Не обходит Н. Баранова и тех «острых углов», которые иногда возникали в отношениях Горького с писателями. Особенно интересны в этом аспекте страницы, посвященные теме: Горький и Всеволод Иванов. Тема сложная и неразработанная. Всеволод Иванов был писателем, тяготевшим к романтическому стилю. Горький, не только не посягавший на творческую самобытность молодых писателей, но и горячо одобрявший широкое разнообразие стилей, в данном случае был убежден в том, что Всеволоду Иванову, как говорится, от бога дана реалистическая палитра. Всеволод Иванов соглашался с великим мастером – и не соглашался; иногда он бывал просто в смятении; внутреннее чувство подсказывало, что без романтической экспрессии, без романтических контрастов, без романтической патетики ему никак не обойтись.

Н. Баранова излагает этот драматический сюжет добросовестно и последовательно, признавая «известную субъективность Горького в оценке художественных стилей, основанных на использовании различных форм условности» (стр. 210). Зато одновременно вполне отчетливо выражена автором очень важная и ценная мысль: Горький все же оказал большую помощь Всеволоду Иванову как художнику. Многословие и чрезмерная усложненность образной ткани, «вычуры и цветистость» (выражение Бабеля) не относятся ни к реализму, ни к романтизму. Они относятся просто к дурному тону. У раннего Всеволода Иванова таких грехов было достаточно. Горький помог ему отшлифовать «бурную и красочную эксцентрику» (стр. 205).

Представляется в известной мере упрощенным отношение автора рецензируемой работы к некоторым оттенкам философской мысли Горького. Как известно, Горький в тот период, о котором пишет Н. Баранова, высказывал мысли о трагизме бытия, об одиночестве человека во вселенной – мысли, нашедшие наиболее концентрированное выражение в предисловии к «Каталогу издательства «Всемирная литература» 1. В этих размышлениях Горького Н. Баранова видит просто рецидив «больных» настроений, которым в 1917- 1918 годы отдал дань писатель. Позже, «на протяжении первой половины 20-х годов», столь грустные воззрения «постепенно преодолевались писателем» (стр. 56 – 57). Не слишком ли все просто? Екатерина Павловна Пешкова рассказывала мне (в начале 60-х годов), что Алексей Максимович и в последующий период своей жизни в разговорах с ней и Максимом возвращался к мысли о том, что «человек, по-видимому, одинок во Вселенной». И почему в этих размышлениях обязательно, – надо видеть «больные» настроения? Разве ученые, и не только ученые, а миллионы людей в нашу космическую эпоху не размышляют над вопросом, волновавшим Горького? Что касается мысли о трагизме бытия, не следует забывать: писатель еще в 1904 году называл Человека «трагически прекрасным» 2. А в 1933 году Горький писал А. Д, Сперанскому о том, что романисты будущего «должны ввести в круг своих тем героизм научной работы и трагизм научного мышления» 3. Конечно, понятие «трагизма» претерпело эволюцию в сознании Горького. Но вот что несомненно: оно никогда не было тождественно понятию «трагического», например, у Шопенгауэра и других представителей философского пессимизма. В высшей степени знаменательно: в той же статье, в которой выдвинут тезис о трагизме бытия, несколькими абзацами ниже мы находим слова о «суровой и милой, могучей и нежной поэзии нашей жизни» 4. Словом, в это понятие Горький вкладывал очень широкий смысл. Оно относилось, видимо, и к вечной – фаустовской – неутолимости нашей жажды познания5.

## Предоставленные записи
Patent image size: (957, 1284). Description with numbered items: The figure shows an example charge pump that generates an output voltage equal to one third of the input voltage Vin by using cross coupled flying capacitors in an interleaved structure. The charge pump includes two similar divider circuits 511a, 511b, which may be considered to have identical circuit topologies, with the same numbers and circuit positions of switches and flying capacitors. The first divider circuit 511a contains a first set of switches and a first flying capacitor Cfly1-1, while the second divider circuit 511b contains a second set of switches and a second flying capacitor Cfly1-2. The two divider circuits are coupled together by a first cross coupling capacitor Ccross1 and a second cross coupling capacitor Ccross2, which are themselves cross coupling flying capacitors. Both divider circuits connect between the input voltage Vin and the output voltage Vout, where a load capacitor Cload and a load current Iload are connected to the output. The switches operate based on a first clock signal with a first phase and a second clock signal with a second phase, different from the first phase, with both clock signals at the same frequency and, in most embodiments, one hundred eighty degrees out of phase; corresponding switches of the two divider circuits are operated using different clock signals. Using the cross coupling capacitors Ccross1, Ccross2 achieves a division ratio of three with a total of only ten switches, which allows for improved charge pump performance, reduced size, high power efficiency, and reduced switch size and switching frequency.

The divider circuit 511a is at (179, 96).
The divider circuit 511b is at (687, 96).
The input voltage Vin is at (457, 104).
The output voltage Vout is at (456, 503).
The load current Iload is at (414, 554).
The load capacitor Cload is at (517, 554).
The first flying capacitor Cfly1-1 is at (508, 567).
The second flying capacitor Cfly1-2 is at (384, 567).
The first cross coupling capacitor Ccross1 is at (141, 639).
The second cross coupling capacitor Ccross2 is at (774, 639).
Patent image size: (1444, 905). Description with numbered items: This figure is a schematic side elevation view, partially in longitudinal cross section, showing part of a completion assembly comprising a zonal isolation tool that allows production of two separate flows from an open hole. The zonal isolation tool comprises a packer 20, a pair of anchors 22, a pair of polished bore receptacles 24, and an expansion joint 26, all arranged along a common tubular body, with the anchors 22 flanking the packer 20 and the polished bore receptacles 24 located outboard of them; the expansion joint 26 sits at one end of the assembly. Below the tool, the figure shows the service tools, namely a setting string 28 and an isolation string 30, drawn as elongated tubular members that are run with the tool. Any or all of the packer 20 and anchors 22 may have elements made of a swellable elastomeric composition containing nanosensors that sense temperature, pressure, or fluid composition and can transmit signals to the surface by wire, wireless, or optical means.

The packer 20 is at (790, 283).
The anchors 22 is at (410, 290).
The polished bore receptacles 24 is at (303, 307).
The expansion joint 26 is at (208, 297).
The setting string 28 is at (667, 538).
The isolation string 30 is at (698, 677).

* * *

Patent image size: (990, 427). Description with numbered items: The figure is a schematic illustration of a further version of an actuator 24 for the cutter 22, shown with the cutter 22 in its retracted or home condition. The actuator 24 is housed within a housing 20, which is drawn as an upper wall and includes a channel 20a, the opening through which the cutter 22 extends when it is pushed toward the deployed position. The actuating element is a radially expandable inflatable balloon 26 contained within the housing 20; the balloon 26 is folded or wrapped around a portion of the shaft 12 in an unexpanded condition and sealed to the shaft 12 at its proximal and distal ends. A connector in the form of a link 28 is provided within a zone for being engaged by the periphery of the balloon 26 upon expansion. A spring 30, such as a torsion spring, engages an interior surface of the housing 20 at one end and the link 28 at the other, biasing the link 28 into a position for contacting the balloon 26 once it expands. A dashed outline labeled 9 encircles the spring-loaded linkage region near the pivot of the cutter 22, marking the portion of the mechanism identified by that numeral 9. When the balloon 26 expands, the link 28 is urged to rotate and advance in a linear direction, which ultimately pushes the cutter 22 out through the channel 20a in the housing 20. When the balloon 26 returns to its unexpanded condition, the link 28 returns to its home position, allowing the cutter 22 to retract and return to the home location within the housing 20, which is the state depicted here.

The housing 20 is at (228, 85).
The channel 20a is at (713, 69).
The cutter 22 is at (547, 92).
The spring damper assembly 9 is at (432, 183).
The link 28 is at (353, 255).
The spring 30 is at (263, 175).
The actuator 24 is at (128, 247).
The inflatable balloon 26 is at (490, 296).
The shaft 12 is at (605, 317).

---

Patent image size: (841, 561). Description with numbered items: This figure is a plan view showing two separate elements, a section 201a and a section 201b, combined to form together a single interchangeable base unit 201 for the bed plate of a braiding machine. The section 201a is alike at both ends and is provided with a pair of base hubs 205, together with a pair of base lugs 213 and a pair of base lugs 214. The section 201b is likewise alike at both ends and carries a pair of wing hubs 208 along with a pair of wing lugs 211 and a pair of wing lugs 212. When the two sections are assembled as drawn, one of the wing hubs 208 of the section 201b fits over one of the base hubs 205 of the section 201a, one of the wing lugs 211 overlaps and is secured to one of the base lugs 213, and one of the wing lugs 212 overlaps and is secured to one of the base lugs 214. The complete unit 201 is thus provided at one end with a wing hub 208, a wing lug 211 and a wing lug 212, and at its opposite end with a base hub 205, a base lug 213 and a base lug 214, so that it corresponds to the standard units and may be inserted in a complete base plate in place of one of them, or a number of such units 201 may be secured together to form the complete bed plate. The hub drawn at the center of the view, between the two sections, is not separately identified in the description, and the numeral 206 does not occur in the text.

## Условие задания
Ответьте, пожалуйста, на вопросы по тексту о Горьком:
1. Кому, по убеждению Горького, «от бога дана реалистическая палитра»?
2. Чьё это выражение: «вычуры и цветистость»?
3. Кто рассказывал автору, что Горький возвращался к мысли о том, что «человек, по-видимому, одинок во Вселенной»?

## Письменный ответ
1. Всеволоду Иванову.
2. Бабеля.
3. Екатерина Павловна Пешкова.